= RECORDED DATA =
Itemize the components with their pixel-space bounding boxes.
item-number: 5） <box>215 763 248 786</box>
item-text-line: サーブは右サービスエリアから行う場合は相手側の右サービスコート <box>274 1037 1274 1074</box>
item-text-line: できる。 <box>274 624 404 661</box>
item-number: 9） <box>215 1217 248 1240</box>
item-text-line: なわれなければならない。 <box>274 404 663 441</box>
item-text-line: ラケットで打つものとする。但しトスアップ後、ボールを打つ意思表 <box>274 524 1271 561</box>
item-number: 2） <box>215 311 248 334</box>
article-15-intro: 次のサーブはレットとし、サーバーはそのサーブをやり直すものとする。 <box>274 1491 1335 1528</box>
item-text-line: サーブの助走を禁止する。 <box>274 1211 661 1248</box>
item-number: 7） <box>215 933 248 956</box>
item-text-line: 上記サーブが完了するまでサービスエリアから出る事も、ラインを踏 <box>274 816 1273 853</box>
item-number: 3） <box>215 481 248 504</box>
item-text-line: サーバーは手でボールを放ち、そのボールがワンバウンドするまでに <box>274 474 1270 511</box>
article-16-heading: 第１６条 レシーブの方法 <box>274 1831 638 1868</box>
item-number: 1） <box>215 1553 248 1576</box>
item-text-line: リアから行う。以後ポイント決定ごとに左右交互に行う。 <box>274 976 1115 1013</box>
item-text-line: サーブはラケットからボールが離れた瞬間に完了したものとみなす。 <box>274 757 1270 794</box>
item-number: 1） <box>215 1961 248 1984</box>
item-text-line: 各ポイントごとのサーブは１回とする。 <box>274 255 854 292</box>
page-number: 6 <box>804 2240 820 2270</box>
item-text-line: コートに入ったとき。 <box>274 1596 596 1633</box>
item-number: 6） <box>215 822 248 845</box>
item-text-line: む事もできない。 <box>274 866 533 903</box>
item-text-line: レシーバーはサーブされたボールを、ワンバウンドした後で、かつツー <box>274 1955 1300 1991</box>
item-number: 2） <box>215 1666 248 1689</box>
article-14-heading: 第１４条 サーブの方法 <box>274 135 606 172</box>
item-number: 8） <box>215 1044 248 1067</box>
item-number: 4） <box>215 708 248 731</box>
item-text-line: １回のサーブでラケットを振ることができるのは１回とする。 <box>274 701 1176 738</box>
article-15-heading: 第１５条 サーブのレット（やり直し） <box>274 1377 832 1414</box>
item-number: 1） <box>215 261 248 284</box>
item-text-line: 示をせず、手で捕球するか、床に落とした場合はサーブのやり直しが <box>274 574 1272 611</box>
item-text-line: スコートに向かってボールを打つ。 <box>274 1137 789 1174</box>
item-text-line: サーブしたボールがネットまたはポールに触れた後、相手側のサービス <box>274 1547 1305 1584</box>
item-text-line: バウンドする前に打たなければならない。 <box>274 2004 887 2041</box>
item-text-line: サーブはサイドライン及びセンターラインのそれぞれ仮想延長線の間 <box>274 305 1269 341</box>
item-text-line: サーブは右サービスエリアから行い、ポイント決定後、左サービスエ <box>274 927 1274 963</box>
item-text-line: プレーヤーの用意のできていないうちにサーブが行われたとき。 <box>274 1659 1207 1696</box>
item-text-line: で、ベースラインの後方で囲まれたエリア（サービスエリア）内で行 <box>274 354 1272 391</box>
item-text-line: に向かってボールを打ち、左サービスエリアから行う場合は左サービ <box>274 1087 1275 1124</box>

= GIVEN PROBLEM =
Copy the data above line for line, changing nothing.

= EXERCISE RESULT =
Itemize the components with their pixel-space bounding boxes.
item-number: 5） <box>215 763 248 786</box>
item-text-line: サーブは右サービスエリアから行う場合は相手側の右サービスコート <box>274 1037 1274 1074</box>
item-text-line: できる。 <box>274 624 404 661</box>
item-number: 9） <box>215 1217 248 1240</box>
item-text-line: なわれなければならない。 <box>274 404 663 441</box>
item-text-line: ラケットで打つものとする。但しトスアップ後、ボールを打つ意思表 <box>274 524 1271 561</box>
item-number: 2） <box>215 311 248 334</box>
article-15-intro: 次のサーブはレットとし、サーバーはそのサーブをやり直すものとする。 <box>274 1491 1335 1528</box>
item-text-line: サーブの助走を禁止する。 <box>274 1211 661 1248</box>
item-number: 7） <box>215 933 248 956</box>
item-text-line: 上記サーブが完了するまでサービスエリアから出る事も、ラインを踏 <box>274 816 1273 853</box>
item-number: 3） <box>215 481 248 504</box>
item-text-line: サーバーは手でボールを放ち、そのボールがワンバウンドするまでに <box>274 474 1270 511</box>
article-16-heading: 第１６条 レシーブの方法 <box>274 1831 638 1868</box>
item-number: 1） <box>215 1553 248 1576</box>
item-text-line: リアから行う。以後ポイント決定ごとに左右交互に行う。 <box>274 976 1115 1013</box>
item-text-line: サーブはラケットからボールが離れた瞬間に完了したものとみなす。 <box>274 757 1270 794</box>
item-number: 1） <box>215 1961 248 1984</box>
item-text-line: 各ポイントごとのサーブは１回とする。 <box>274 255 854 292</box>
page-number: 6 <box>804 2240 820 2270</box>
item-text-line: コートに入ったとき。 <box>274 1596 596 1633</box>
item-number: 6） <box>215 822 248 845</box>
item-text-line: む事もできない。 <box>274 866 533 903</box>
item-text-line: レシーバーはサーブされたボールを、ワンバウンドした後で、かつツー <box>274 1955 1300 1991</box>
item-number: 2） <box>215 1666 248 1689</box>
article-14-heading: 第１４条 サーブの方法 <box>274 135 606 172</box>
item-number: 8） <box>215 1044 248 1067</box>
item-number: 4） <box>215 708 248 731</box>
item-text-line: １回のサーブでラケットを振ることができるのは１回とする。 <box>274 701 1176 738</box>
article-15-heading: 第１５条 サーブのレット（やり直し） <box>274 1377 832 1414</box>
item-number: 1） <box>215 261 248 284</box>
item-text-line: 示をせず、手で捕球するか、床に落とした場合はサーブのやり直しが <box>274 574 1272 611</box>
item-text-line: スコートに向かってボールを打つ。 <box>274 1137 789 1174</box>
item-text-line: サーブしたボールがネットまたはポールに触れた後、相手側のサービス <box>274 1547 1305 1584</box>
item-text-line: バウンドする前に打たなければならない。 <box>274 2004 887 2041</box>
item-text-line: サーブはサイドライン及びセンターラインのそれぞれ仮想延長線の間 <box>274 305 1269 341</box>
item-text-line: サーブは右サービスエリアから行い、ポイント決定後、左サービスエ <box>274 927 1274 963</box>
item-text-line: プレーヤーの用意のできていないうちにサーブが行われたとき。 <box>274 1659 1207 1696</box>
item-text-line: で、ベースラインの後方で囲まれたエリア（サービスエリア）内で行 <box>274 354 1272 391</box>
item-text-line: に向かってボールを打ち、左サービスエリアから行う場合は左サービ <box>274 1087 1275 1124</box>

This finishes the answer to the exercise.